Exercise aim –
Count how many lines include "were" and answer with that number only.

[Saved data entries]
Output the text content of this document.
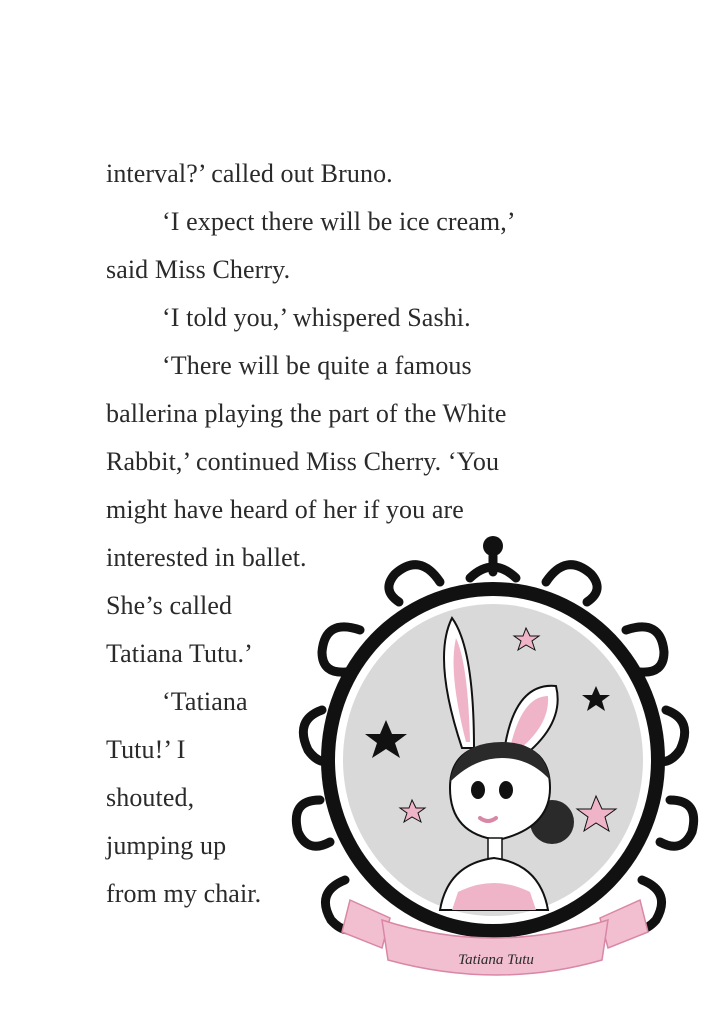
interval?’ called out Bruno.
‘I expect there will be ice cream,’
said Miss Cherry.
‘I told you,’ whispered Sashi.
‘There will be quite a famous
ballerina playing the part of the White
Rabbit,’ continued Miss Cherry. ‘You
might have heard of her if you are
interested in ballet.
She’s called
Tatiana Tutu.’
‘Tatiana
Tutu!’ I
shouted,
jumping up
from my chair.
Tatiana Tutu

...

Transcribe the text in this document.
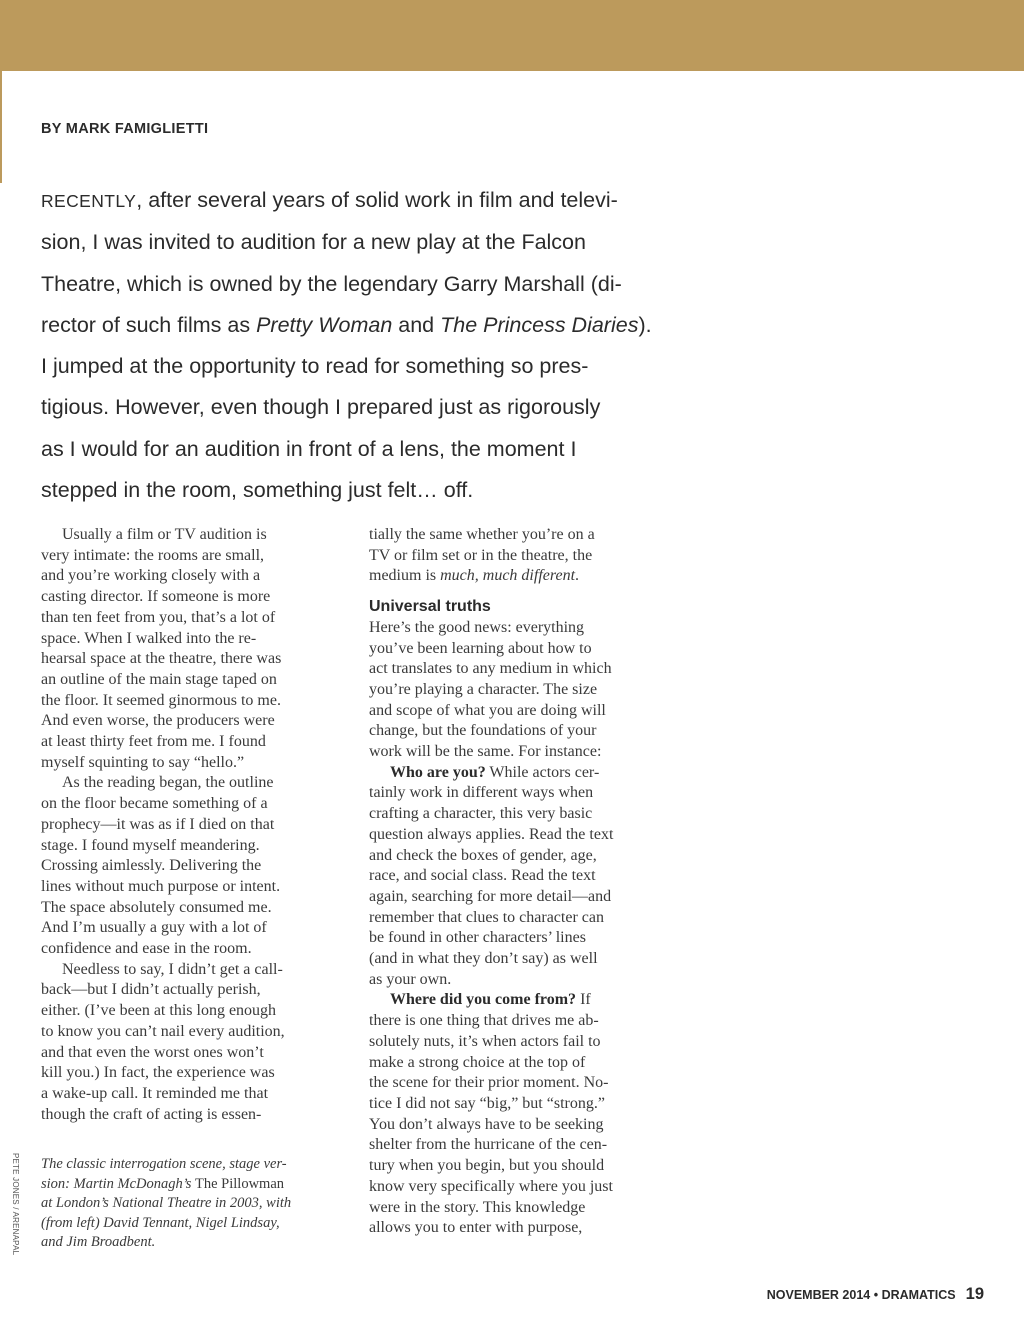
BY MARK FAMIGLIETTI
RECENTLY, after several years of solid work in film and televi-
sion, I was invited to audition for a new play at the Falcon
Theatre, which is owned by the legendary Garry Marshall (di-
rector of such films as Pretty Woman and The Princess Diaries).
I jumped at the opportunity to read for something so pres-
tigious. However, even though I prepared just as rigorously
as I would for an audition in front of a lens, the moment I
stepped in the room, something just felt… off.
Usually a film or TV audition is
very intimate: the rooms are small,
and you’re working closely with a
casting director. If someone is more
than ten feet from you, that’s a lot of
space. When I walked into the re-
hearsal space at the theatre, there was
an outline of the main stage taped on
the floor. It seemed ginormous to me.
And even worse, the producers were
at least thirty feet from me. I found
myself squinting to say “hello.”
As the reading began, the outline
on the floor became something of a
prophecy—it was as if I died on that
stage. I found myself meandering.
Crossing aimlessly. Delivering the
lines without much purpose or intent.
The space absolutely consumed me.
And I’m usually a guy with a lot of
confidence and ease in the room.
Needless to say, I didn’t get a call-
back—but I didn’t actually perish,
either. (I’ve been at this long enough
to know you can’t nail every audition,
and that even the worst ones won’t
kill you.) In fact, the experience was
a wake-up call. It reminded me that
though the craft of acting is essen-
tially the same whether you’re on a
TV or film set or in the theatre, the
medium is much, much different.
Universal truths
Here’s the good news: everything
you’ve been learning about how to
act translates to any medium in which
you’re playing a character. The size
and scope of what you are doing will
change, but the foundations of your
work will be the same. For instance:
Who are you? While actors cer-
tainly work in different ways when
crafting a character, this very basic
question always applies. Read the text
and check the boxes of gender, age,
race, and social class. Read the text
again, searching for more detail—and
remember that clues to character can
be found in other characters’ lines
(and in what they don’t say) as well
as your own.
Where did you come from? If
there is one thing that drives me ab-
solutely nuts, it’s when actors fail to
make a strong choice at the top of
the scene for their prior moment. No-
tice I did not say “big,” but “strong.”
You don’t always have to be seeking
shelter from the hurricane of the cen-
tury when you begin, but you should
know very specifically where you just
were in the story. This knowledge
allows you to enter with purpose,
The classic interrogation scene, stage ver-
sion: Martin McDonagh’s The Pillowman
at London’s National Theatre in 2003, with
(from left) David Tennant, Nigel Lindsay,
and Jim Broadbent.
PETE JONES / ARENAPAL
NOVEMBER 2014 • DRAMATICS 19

Solution –
2